## begin RAW DATA
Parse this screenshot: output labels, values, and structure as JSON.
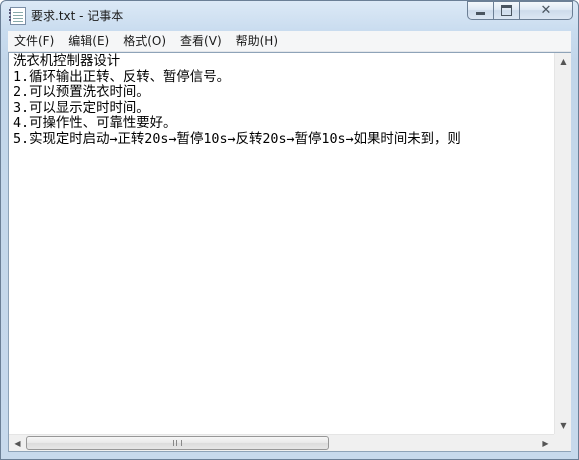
{
  "window": {
    "title": "要求.txt - 记事本",
    "app_icon": "notepad-icon",
    "controls": {
      "minimize_icon": "minimize-icon",
      "maximize_icon": "maximize-icon",
      "close_icon": "close-icon",
      "close_glyph": "✕"
    }
  },
  "menu": {
    "items": [
      {
        "label": "文件(F)"
      },
      {
        "label": "编辑(E)"
      },
      {
        "label": "格式(O)"
      },
      {
        "label": "查看(V)"
      },
      {
        "label": "帮助(H)"
      }
    ]
  },
  "document": {
    "lines": [
      "洗衣机控制器设计",
      "1.循环输出正转、反转、暂停信号。",
      "2.可以预置洗衣时间。",
      "3.可以显示定时时间。",
      "4.可操作性、可靠性要好。",
      "5.实现定时启动→正转20s→暂停10s→反转20s→暂停10s→如果时间未到，则"
    ]
  },
  "scrollbars": {
    "up_arrow": "▲",
    "down_arrow": "▼",
    "left_arrow": "◀",
    "right_arrow": "▶"
  }
}
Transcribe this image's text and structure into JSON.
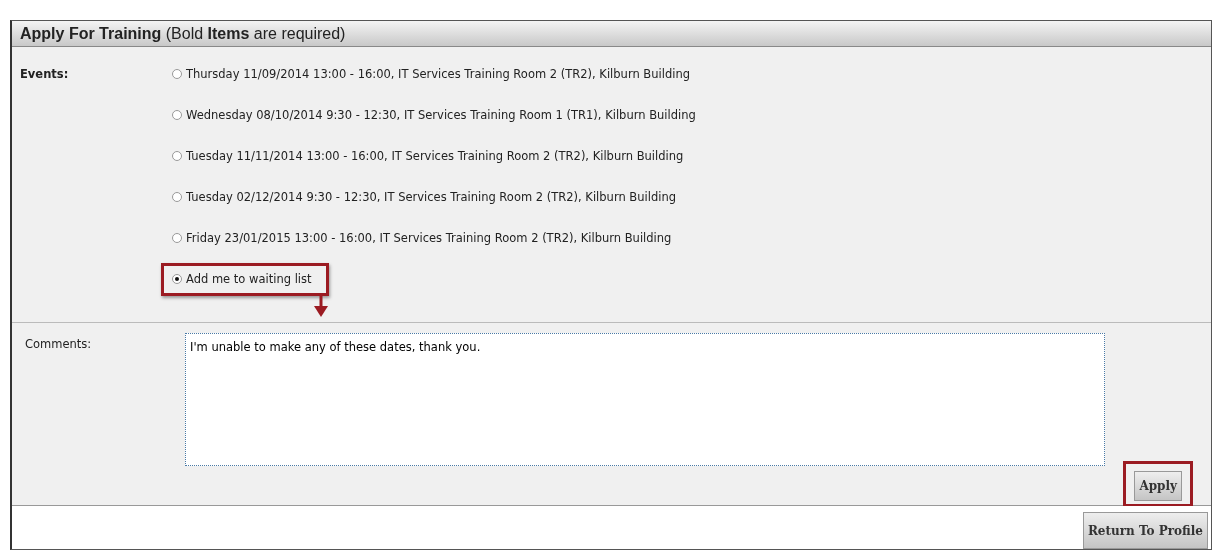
{
  "form": {
    "title": "**Apply For Training** (Bold **Items** are required)",
    "events_label": "Events:",
    "events": [
      {
        "label": "Thursday 11/09/2014 13:00 - 16:00, IT Services Training Room 2 (TR2), Kilburn Building",
        "selected": false,
        "highlighted": false
      },
      {
        "label": "Wednesday 08/10/2014 9:30 - 12:30, IT Services Training Room 1 (TR1), Kilburn Building",
        "selected": false,
        "highlighted": false
      },
      {
        "label": "Tuesday 11/11/2014 13:00 - 16:00, IT Services Training Room 2 (TR2), Kilburn Building",
        "selected": false,
        "highlighted": false
      },
      {
        "label": "Tuesday 02/12/2014 9:30 - 12:30, IT Services Training Room 2 (TR2), Kilburn Building",
        "selected": false,
        "highlighted": false
      },
      {
        "label": "Friday 23/01/2015 13:00 - 16:00, IT Services Training Room 2 (TR2), Kilburn Building",
        "selected": false,
        "highlighted": false
      },
      {
        "label": "Add me to waiting list",
        "selected": true,
        "highlighted": true
      }
    ],
    "comments_label": "Comments:",
    "comments_value": "I'm unable to make any of these dates, thank you.",
    "apply_button": {
      "label": "Apply",
      "highlighted": true
    },
    "return_button": "Return To Profile"
  }
}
## end RAW DATA
TASK TO CARRY OUT:
Give the entries again word for word, but skip the pictures.

TASK SOLUTION:
Parse this screenshot: output labels, values, and structure as JSON.
{
  "window": {
    "title": "要求.txt - 记事本",
    "app_icon": "notepad-icon",
    "controls": {
      "minimize_icon": "minimize-icon",
      "maximize_icon": "maximize-icon",
      "close_icon": "close-icon",
      "close_glyph": "✕"
    }
  },
  "menu": {
    "items": [
      {
        "label": "文件(F)"
      },
      {
        "label": "编辑(E)"
      },
      {
        "label": "格式(O)"
      },
      {
        "label": "查看(V)"
      },
      {
        "label": "帮助(H)"
      }
    ]
  },
  "document": {
    "lines": [
      "洗衣机控制器设计",
      "1.循环输出正转、反转、暂停信号。",
      "2.可以预置洗衣时间。",
      "3.可以显示定时时间。",
      "4.可操作性、可靠性要好。",
      "5.实现定时启动→正转20s→暂停10s→反转20s→暂停10s→如果时间未到，则"
    ]
  },
  "scrollbars": {
    "up_arrow": "▲",
    "down_arrow": "▼",
    "left_arrow": "◀",
    "right_arrow": "▶"
  }
}
Transcribe this image's text and structure into JSON.
{
  "form": {
    "title": "**Apply For Training** (Bold **Items** are required)",
    "events_label": "Events:",
    "events": [
      {
        "label": "Thursday 11/09/2014 13:00 - 16:00, IT Services Training Room 2 (TR2), Kilburn Building",
        "selected": false,
        "highlighted": false
      },
      {
        "label": "Wednesday 08/10/2014 9:30 - 12:30, IT Services Training Room 1 (TR1), Kilburn Building",
        "selected": false,
        "highlighted": false
      },
      {
        "label": "Tuesday 11/11/2014 13:00 - 16:00, IT Services Training Room 2 (TR2), Kilburn Building",
        "selected": false,
        "highlighted": false
      },
      {
        "label": "Tuesday 02/12/2014 9:30 - 12:30, IT Services Training Room 2 (TR2), Kilburn Building",
        "selected": false,
        "highlighted": false
      },
      {
        "label": "Friday 23/01/2015 13:00 - 16:00, IT Services Training Room 2 (TR2), Kilburn Building",
        "selected": false,
        "highlighted": false
      },
      {
        "label": "Add me to waiting list",
        "selected": true,
        "highlighted": true
      }
    ],
    "comments_label": "Comments:",
    "comments_value": "I'm unable to make any of these dates, thank you.",
    "apply_button": {
      "label": "Apply",
      "highlighted": true
    },
    "return_button": "Return To Profile"
  }
}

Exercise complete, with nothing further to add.